* start *

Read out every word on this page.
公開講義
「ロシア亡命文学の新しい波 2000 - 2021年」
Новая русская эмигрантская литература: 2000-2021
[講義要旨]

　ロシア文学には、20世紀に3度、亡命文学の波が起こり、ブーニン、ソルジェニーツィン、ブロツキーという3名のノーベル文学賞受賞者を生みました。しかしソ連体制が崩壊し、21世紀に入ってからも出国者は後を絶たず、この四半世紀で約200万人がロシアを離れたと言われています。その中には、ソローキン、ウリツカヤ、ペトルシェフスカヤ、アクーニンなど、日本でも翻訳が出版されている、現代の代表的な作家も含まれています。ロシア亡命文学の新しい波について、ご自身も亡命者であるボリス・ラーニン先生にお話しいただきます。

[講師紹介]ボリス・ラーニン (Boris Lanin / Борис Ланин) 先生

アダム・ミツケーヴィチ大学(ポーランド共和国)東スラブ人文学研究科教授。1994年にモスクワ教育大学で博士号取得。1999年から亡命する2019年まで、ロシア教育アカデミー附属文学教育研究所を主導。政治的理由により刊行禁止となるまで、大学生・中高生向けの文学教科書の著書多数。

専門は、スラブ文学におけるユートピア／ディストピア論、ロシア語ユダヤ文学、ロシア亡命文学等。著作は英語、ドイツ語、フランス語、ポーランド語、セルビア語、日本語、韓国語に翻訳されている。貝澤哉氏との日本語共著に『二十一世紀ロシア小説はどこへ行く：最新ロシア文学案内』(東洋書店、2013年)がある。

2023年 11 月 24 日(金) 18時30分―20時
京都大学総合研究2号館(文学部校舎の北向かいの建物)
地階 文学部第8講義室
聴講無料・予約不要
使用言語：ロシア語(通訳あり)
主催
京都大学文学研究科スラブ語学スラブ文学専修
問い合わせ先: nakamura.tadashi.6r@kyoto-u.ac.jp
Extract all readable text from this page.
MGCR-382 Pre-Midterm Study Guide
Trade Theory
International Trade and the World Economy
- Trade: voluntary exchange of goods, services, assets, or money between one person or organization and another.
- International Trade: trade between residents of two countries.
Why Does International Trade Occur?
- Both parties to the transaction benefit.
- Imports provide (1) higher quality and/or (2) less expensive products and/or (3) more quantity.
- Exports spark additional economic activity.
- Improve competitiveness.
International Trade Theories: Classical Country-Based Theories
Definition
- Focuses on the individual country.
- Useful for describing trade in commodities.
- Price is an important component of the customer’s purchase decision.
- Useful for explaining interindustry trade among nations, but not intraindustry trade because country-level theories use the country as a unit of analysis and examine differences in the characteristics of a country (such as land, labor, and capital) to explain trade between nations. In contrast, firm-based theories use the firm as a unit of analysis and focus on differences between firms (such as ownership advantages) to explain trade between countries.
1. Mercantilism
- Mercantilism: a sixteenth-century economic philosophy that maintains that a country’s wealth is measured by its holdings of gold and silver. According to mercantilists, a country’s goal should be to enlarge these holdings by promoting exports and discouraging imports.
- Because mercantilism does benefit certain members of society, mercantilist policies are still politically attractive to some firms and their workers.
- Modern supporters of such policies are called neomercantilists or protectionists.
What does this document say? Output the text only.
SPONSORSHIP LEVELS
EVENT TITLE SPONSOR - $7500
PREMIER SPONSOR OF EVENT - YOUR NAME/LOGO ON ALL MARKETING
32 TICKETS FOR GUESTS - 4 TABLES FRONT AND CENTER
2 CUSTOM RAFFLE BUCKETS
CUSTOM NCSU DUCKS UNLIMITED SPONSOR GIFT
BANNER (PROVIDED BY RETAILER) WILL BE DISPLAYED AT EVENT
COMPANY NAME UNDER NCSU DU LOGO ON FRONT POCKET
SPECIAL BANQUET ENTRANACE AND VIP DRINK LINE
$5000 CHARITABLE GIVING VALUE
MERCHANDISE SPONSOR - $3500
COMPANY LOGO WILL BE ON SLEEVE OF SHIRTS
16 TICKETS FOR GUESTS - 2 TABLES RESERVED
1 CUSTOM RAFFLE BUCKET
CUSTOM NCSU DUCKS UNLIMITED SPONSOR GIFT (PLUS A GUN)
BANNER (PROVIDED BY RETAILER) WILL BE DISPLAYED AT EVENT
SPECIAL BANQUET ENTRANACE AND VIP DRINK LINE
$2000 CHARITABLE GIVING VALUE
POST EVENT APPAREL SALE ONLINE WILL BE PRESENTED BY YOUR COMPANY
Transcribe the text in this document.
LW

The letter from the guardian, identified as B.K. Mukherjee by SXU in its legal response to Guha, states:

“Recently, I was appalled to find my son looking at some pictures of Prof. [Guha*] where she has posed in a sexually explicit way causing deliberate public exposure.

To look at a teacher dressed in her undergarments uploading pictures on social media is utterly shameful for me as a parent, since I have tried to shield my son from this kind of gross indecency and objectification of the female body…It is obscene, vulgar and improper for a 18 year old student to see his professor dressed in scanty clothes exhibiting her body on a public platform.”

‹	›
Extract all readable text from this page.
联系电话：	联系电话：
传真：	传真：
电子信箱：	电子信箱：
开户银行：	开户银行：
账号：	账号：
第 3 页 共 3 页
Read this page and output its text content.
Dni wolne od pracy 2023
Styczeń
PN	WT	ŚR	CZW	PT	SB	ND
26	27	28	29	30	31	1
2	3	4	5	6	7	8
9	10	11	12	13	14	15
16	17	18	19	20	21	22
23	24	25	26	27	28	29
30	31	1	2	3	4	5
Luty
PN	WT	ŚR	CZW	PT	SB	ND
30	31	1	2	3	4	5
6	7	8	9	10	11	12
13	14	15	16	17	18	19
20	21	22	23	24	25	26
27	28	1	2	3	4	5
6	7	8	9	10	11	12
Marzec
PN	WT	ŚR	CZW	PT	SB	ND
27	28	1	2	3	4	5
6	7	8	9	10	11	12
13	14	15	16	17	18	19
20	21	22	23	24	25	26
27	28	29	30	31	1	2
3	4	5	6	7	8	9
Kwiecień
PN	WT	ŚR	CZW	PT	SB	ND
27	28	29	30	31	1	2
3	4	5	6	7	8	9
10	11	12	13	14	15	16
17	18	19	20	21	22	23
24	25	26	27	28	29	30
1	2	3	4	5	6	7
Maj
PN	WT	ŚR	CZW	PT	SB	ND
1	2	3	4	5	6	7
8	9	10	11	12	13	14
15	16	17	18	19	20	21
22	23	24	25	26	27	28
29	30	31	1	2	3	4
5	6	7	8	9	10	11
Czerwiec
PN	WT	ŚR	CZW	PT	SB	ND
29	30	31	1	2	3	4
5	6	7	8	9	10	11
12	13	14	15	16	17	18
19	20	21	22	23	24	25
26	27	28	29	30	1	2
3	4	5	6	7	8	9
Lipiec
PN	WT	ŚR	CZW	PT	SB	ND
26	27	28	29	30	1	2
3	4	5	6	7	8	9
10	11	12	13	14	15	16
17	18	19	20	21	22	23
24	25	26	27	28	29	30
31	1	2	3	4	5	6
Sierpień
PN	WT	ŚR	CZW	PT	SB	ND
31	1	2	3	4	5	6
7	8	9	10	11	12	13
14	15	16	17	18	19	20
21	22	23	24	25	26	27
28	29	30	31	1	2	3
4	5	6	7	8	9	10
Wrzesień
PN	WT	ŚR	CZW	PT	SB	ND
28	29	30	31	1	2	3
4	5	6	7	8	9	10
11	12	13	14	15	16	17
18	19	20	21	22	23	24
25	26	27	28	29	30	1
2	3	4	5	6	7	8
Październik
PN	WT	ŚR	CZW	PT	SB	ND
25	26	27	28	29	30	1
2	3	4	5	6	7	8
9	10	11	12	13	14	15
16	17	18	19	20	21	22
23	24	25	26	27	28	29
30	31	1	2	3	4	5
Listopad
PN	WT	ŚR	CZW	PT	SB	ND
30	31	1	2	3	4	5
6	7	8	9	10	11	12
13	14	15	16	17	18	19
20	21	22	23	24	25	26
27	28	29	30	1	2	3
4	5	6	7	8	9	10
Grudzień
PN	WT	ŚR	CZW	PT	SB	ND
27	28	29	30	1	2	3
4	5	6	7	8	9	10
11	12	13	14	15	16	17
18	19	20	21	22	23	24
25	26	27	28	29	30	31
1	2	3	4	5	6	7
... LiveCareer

* end *

__Set task__. Copy every line from the records above that contains the word "GUESTS".

__Task output__.
32 TICKETS FOR GUESTS - 4 TABLES FRONT AND CENTER
16 TICKETS FOR GUESTS - 2 TABLES RESERVED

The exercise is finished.